## Given exercise:
Bring together all lines of the material below that contain the string "lock".
── Provided records ──
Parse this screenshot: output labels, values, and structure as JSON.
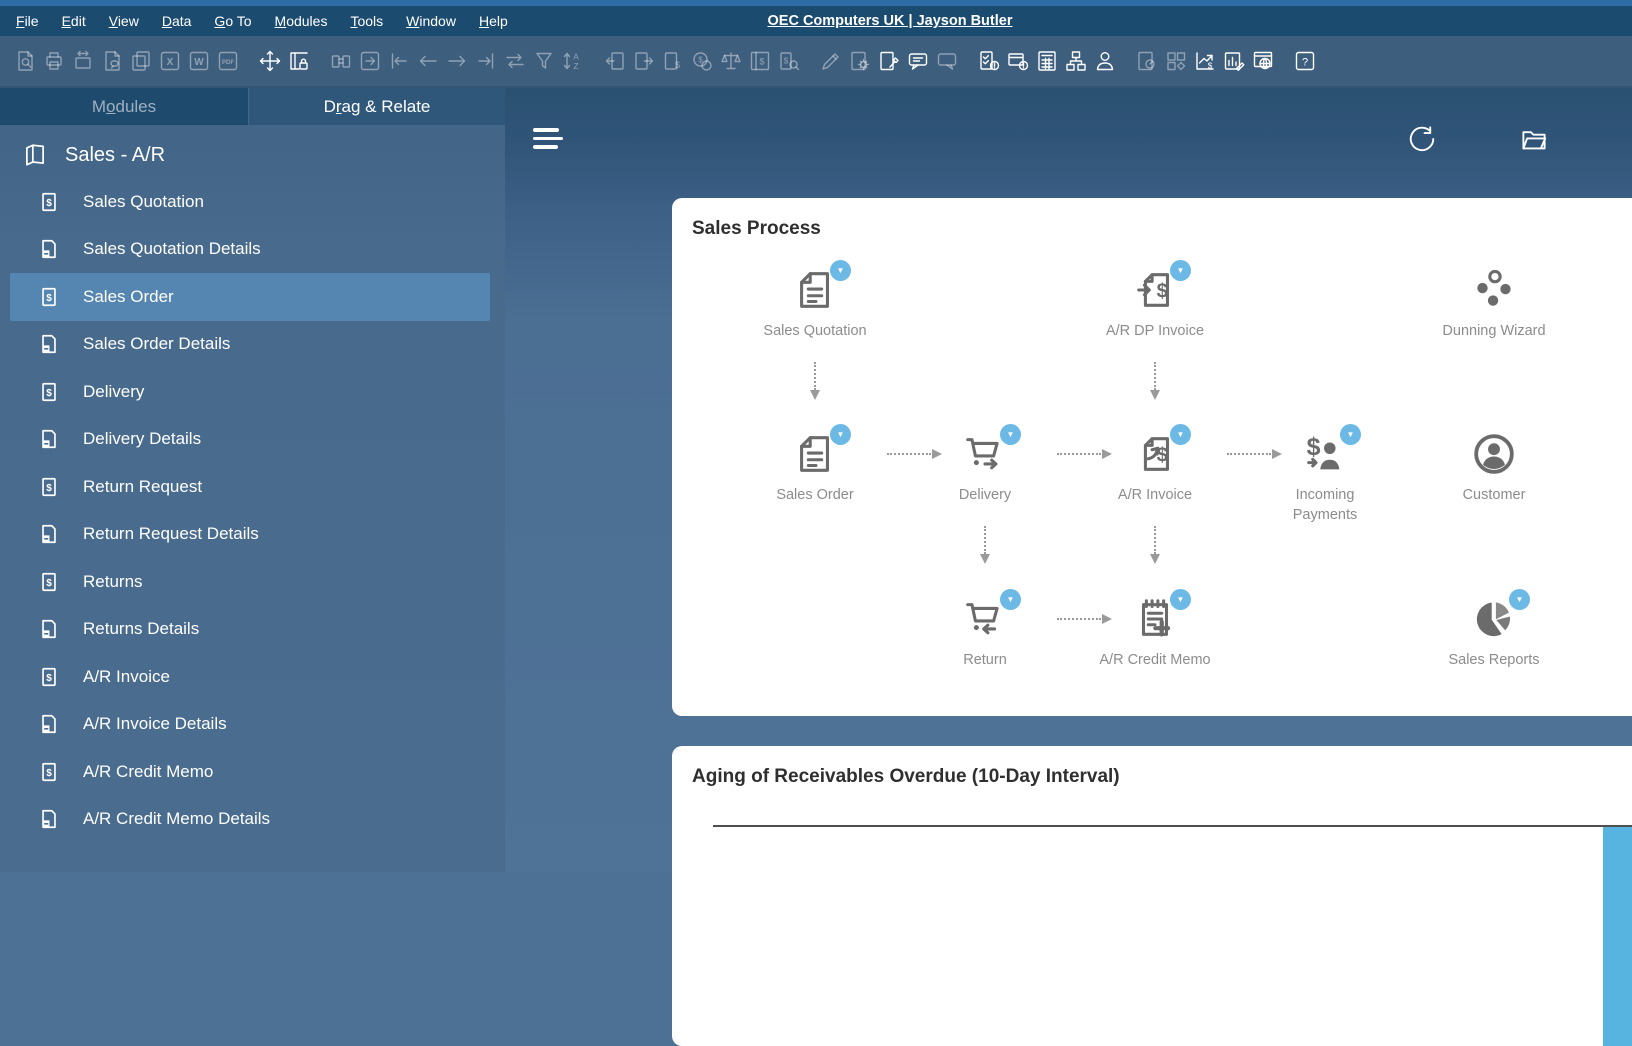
{
  "window": {
    "title": "OEC Computers UK | Jayson Butler"
  },
  "menu": {
    "items": [
      "File",
      "Edit",
      "View",
      "Data",
      "Go To",
      "Modules",
      "Tools",
      "Window",
      "Help"
    ]
  },
  "toolbar": {
    "icons": [
      {
        "name": "find-document-icon",
        "type": "doc-search",
        "active": false
      },
      {
        "name": "print-icon",
        "type": "printer",
        "active": false
      },
      {
        "name": "print-preview-icon",
        "type": "printer-preview",
        "active": false
      },
      {
        "name": "document-printing-icon",
        "type": "doc-chat",
        "active": false
      },
      {
        "name": "copy-icon",
        "type": "copy",
        "active": false
      },
      {
        "name": "export-excel-icon",
        "type": "letter",
        "overlay": "X",
        "active": false
      },
      {
        "name": "export-word-icon",
        "type": "letter",
        "overlay": "W",
        "active": false
      },
      {
        "name": "export-pdf-icon",
        "type": "letter",
        "overlay": "PDF",
        "active": false
      },
      {
        "name": "move-icon",
        "type": "move",
        "active": true,
        "gapBefore": true
      },
      {
        "name": "lock-screen-icon",
        "type": "table-lock",
        "active": true
      },
      {
        "name": "find-icon",
        "type": "binoculars",
        "active": false,
        "gapBefore": true
      },
      {
        "name": "open-window-icon",
        "type": "box-arrow",
        "active": false
      },
      {
        "name": "first-record-icon",
        "type": "arrow-first",
        "active": false
      },
      {
        "name": "previous-record-icon",
        "type": "arrow-prev",
        "active": false
      },
      {
        "name": "next-record-icon",
        "type": "arrow-next",
        "active": false
      },
      {
        "name": "last-record-icon",
        "type": "arrow-last",
        "active": false
      },
      {
        "name": "refresh-record-icon",
        "type": "swap",
        "active": false
      },
      {
        "name": "filter-icon",
        "type": "funnel",
        "active": false
      },
      {
        "name": "sort-icon",
        "type": "sort-az",
        "active": false
      },
      {
        "name": "base-document-icon",
        "type": "doc-arrow-left",
        "active": false,
        "gapBefore": true
      },
      {
        "name": "target-document-icon",
        "type": "doc-arrow-right",
        "active": false
      },
      {
        "name": "payment-means-icon",
        "type": "doc-dollar",
        "active": false
      },
      {
        "name": "payment-wizard-icon",
        "type": "coin",
        "active": false
      },
      {
        "name": "gross-profit-icon",
        "type": "scales",
        "active": false
      },
      {
        "name": "volume-weight-icon",
        "type": "dollar-box",
        "active": false
      },
      {
        "name": "transaction-journal-icon",
        "type": "dollar-search",
        "active": false
      },
      {
        "name": "edit-icon",
        "type": "pencil",
        "active": false,
        "gapBefore": true
      },
      {
        "name": "form-settings-icon",
        "type": "doc-gear",
        "active": false
      },
      {
        "name": "document-settings-icon",
        "type": "doc-wrench",
        "active": true
      },
      {
        "name": "messages-icon",
        "type": "chat",
        "active": true
      },
      {
        "name": "reply-icon",
        "type": "chat-reply",
        "active": false
      },
      {
        "name": "alerts-icon",
        "type": "doc-alert",
        "active": true,
        "gapBefore": true
      },
      {
        "name": "approval-status-icon",
        "type": "card-alert",
        "active": true
      },
      {
        "name": "calculator-icon",
        "type": "calculator",
        "active": true
      },
      {
        "name": "organization-chart-icon",
        "type": "org-chart",
        "active": true
      },
      {
        "name": "my-profile-icon",
        "type": "person",
        "active": true
      },
      {
        "name": "dashboard-icon",
        "type": "doc-gauge",
        "active": false,
        "gapBefore": true
      },
      {
        "name": "widgets-icon",
        "type": "grid",
        "active": false
      },
      {
        "name": "exchange-rate-icon",
        "type": "chart-dollar",
        "active": true
      },
      {
        "name": "report-designer-icon",
        "type": "chart-pencil",
        "active": true
      },
      {
        "name": "web-client-icon",
        "type": "browser-globe",
        "active": true
      },
      {
        "name": "help-icon",
        "type": "help",
        "active": true,
        "gapBefore": true
      }
    ]
  },
  "sidebar": {
    "tabs": [
      {
        "label": "Modules",
        "pre": "M",
        "mn": "o",
        "post": "dules",
        "active": false
      },
      {
        "label": "Drag & Relate",
        "pre": "D",
        "mn": "r",
        "post": "ag & Relate",
        "active": true
      }
    ],
    "section_title": "Sales - A/R",
    "items": [
      {
        "label": "Sales Quotation",
        "icon": "dollar-doc"
      },
      {
        "label": "Sales Quotation Details",
        "icon": "details-doc"
      },
      {
        "label": "Sales Order",
        "icon": "dollar-doc",
        "selected": true
      },
      {
        "label": "Sales Order Details",
        "icon": "details-doc"
      },
      {
        "label": "Delivery",
        "icon": "dollar-doc"
      },
      {
        "label": "Delivery Details",
        "icon": "details-doc"
      },
      {
        "label": "Return Request",
        "icon": "dollar-doc"
      },
      {
        "label": "Return Request Details",
        "icon": "details-doc"
      },
      {
        "label": "Returns",
        "icon": "dollar-doc"
      },
      {
        "label": "Returns Details",
        "icon": "details-doc"
      },
      {
        "label": "A/R Invoice",
        "icon": "dollar-doc"
      },
      {
        "label": "A/R Invoice Details",
        "icon": "details-doc"
      },
      {
        "label": "A/R Credit Memo",
        "icon": "dollar-doc"
      },
      {
        "label": "A/R Credit Memo Details",
        "icon": "details-doc"
      }
    ]
  },
  "content": {
    "header_icons": [
      "menu-icon",
      "refresh-icon",
      "open-folder-icon"
    ],
    "cards": [
      {
        "title": "Sales Process",
        "nodes": [
          {
            "label": "Sales Quotation",
            "icon": "document",
            "badge": true,
            "col": 1,
            "row": 1
          },
          {
            "label": "A/R DP Invoice",
            "icon": "doc-dollar-in",
            "badge": true,
            "col": 3,
            "row": 1
          },
          {
            "label": "Dunning Wizard",
            "icon": "dunning",
            "badge": false,
            "col": 5,
            "row": 1
          },
          {
            "label": "Sales Order",
            "icon": "document",
            "badge": true,
            "col": 1,
            "row": 2
          },
          {
            "label": "Delivery",
            "icon": "cart",
            "badge": true,
            "col": 2,
            "row": 2
          },
          {
            "label": "A/R Invoice",
            "icon": "doc-dollar-up",
            "badge": true,
            "col": 3,
            "row": 2
          },
          {
            "label": "Incoming Payments",
            "icon": "money-person",
            "badge": true,
            "col": 4,
            "row": 2
          },
          {
            "label": "Customer",
            "icon": "person-circle",
            "badge": false,
            "col": 5,
            "row": 2
          },
          {
            "label": "Return",
            "icon": "cart-return",
            "badge": true,
            "col": 2,
            "row": 3
          },
          {
            "label": "A/R Credit Memo",
            "icon": "clipboard-plus",
            "badge": true,
            "col": 3,
            "row": 3
          },
          {
            "label": "Sales Reports",
            "icon": "pie",
            "badge": true,
            "col": 5,
            "row": 3
          }
        ],
        "arrows": [
          {
            "type": "v",
            "col": 1,
            "rows": [
              1,
              2
            ]
          },
          {
            "type": "v",
            "col": 3,
            "rows": [
              1,
              2
            ]
          },
          {
            "type": "h",
            "row": 2,
            "cols": [
              1,
              2
            ]
          },
          {
            "type": "h",
            "row": 2,
            "cols": [
              2,
              3
            ]
          },
          {
            "type": "h",
            "row": 2,
            "cols": [
              3,
              4
            ]
          },
          {
            "type": "v",
            "col": 2,
            "rows": [
              2,
              3
            ]
          },
          {
            "type": "v",
            "col": 3,
            "rows": [
              2,
              3
            ]
          },
          {
            "type": "h",
            "row": 3,
            "cols": [
              2,
              3
            ]
          }
        ]
      },
      {
        "title": "Aging of Receivables Overdue (10-Day Interval)"
      }
    ]
  },
  "colors": {
    "badge_blue": "#6cb9e6",
    "chart_bar_blue": "#57b4e1",
    "selected_item_blue": "#5585b1",
    "menu_bar_navy": "#1c4b70",
    "panel_steel_blue": "#4a6c8e"
  }
}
───
## Solution to this problem:
        "name": "lock-screen-icon",
        "type": "table-lock",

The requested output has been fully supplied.